>>>>

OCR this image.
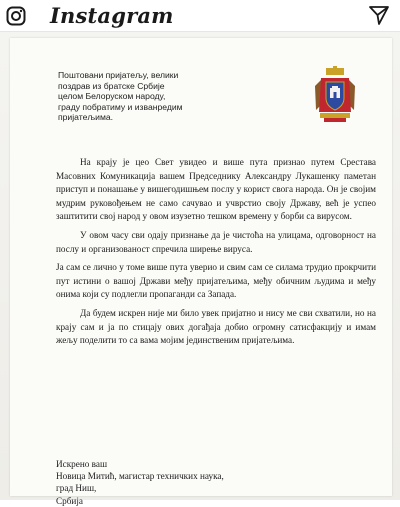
Instagram
Поштовани пријатељу, велики
поздрав из братске Србије
целом Белоруском народу,
градy побратиму и изванредим
пријатељима.

На крају је цео Свет увидео и више пута признао путем Срестава Масовних Комуникација вашем Председнику Александру Лукашенку паметан приступ и понашање у вишегодишњем послу у корист свога народа. Он је својим мудрим руковођењем не само сачувао и учврстио своју Државу, већ је успео заштитити свој народ у овом изузетно тешком времену у борби са вирусом.

У овом часу сви одају признање да је чистоћа на улицама, одговорност на послу и организованост спречила ширење вируса.

Ја сам се лично у томе више пута уверио и свим сам се силама трудио прокрчити пут истини о вашој Држави међу пријатељима, међу обичним људима и међу онима који су подлегли пропаганди са Запада.

Да будем искрен није ми било увек пријатно и нису ме сви схватили, но на крају сам и ја по стицају ових догађаја добио огромну сатисфакцију и имам жељу поделити то са вама мојим јединственим пријатељима.

Искрено ваш
Новица Митић, магистар техничких наука,
град Ниш,
Србија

<<<<

- **Stated goal**
Reproduce every record word for word. The copy must contain no pictures.

- **Output of the task**
OCR this image.
Instagram
Поштовани пријатељу, велики
поздрав из братске Србије
целом Белоруском народу,
градy побратиму и изванредим
пријатељима.

На крају је цео Свет увидео и више пута признао путем Срестава Масовних Комуникација вашем Председнику Александру Лукашенку паметан приступ и понашање у вишегодишњем послу у корист свога народа. Он је својим мудрим руковођењем не само сачувао и учврстио своју Државу, већ је успео заштитити свој народ у овом изузетно тешком времену у борби са вирусом.

У овом часу сви одају признање да је чистоћа на улицама, одговорност на послу и организованост спречила ширење вируса.

Ја сам се лично у томе више пута уверио и свим сам се силама трудио прокрчити пут истини о вашој Држави међу пријатељима, међу обичним људима и међу онима који су подлегли пропаганди са Запада.

Да будем искрен није ми било увек пријатно и нису ме сви схватили, но на крају сам и ја по стицају ових догађаја добио огромну сатисфакцију и имам жељу поделити то са вама мојим јединственим пријатељима.

Искрено ваш
Новица Митић, магистар техничких наука,
град Ниш,
Србија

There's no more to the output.